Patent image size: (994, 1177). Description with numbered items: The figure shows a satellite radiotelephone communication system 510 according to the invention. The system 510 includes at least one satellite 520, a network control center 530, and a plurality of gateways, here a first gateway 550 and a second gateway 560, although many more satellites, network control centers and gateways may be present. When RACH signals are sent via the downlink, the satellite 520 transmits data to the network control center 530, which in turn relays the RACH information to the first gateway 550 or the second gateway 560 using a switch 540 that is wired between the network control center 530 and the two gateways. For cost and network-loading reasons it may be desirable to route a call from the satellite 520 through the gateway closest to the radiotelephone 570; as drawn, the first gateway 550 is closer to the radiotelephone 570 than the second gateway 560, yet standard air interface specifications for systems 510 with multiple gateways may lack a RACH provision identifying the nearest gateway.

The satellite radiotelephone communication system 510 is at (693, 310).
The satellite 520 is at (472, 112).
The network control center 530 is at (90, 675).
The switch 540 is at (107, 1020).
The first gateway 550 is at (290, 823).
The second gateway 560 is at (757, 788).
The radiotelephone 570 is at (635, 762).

> **What you need to do**
Put the listing above into a two-column CSV headed "text" and "answer", giving each text and its answer a row of its own. Quote every field and turn any line breaks into spaces.

> **Response for this exercise**
text,answer
"Patent image size: (994, 1177). Description with numbered items: The figure shows a satellite radiotelephone communication system 510 according to the invention. The system 510 includes at least one satellite 520, a network control center 530, and a plurality of gateways, here a first gateway 550 and a second gateway 560, although many more satellites, network control centers and gateways may be present. When RACH signals are sent via the downlink, the satellite 520 transmits data to the network control center 530, which in turn relays the RACH information to the first gateway 550 or the second gateway 560 using a switch 540 that is wired between the network control center 530 and the two gateways. For cost and network-loading reasons it may be desirable to route a call from the satellite 520 through the gateway closest to the radiotelephone 570; as drawn, the first gateway 550 is closer to the radiotelephone 570 than the second gateway 560, yet standard air interface specifications for systems 510 with multiple gateways may lack a RACH provision identifying the nearest gateway.","The satellite radiotelephone communication system 510 is at (693, 310). The satellite 520 is at (472, 112). The network control center 530 is at (90, 675). The switch 540 is at (107, 1020). The first gateway 550 is at (290, 823). The second gateway 560 is at (757, 788). The radiotelephone 570 is at (635, 762)."